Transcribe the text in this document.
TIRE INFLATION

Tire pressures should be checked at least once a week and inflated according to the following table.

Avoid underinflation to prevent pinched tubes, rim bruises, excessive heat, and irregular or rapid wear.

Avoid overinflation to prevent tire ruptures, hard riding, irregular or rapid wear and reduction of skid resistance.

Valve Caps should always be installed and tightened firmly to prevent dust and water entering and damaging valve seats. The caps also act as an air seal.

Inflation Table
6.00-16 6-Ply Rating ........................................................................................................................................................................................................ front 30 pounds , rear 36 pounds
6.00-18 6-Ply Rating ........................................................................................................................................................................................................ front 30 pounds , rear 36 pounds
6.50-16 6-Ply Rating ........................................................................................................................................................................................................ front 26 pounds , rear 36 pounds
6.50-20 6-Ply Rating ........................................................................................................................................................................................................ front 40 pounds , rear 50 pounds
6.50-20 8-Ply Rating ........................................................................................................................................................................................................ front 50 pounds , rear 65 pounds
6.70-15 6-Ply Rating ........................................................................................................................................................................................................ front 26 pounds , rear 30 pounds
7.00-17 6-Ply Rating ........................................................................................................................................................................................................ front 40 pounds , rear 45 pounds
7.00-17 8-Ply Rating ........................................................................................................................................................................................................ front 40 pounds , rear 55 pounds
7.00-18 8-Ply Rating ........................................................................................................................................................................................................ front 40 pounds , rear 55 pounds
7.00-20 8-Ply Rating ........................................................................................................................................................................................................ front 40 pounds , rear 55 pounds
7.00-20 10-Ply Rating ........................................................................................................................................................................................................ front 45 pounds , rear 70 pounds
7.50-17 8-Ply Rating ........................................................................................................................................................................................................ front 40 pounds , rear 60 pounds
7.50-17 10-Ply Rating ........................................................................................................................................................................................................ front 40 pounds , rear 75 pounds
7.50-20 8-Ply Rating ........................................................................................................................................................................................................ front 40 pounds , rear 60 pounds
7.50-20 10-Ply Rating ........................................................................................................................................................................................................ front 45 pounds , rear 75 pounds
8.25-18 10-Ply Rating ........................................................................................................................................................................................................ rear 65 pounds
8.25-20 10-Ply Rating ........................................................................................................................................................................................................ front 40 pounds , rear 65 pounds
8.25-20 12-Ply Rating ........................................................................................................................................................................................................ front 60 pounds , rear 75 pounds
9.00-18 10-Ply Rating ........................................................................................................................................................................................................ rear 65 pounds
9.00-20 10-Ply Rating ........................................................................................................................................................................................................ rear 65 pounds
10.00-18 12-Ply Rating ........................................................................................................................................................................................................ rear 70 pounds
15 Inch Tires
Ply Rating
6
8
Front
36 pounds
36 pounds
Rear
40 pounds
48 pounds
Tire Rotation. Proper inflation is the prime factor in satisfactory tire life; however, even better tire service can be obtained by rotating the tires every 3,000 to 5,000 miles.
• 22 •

Task statement:
Look through the entries above and list every line containing "should".

Task result:
Tire pressures should be checked at least once a week and inflated according to the following table.
Valve Caps should always be installed and tightened firmly to prevent dust and water entering and damaging valve seats. The caps also act as an air seal.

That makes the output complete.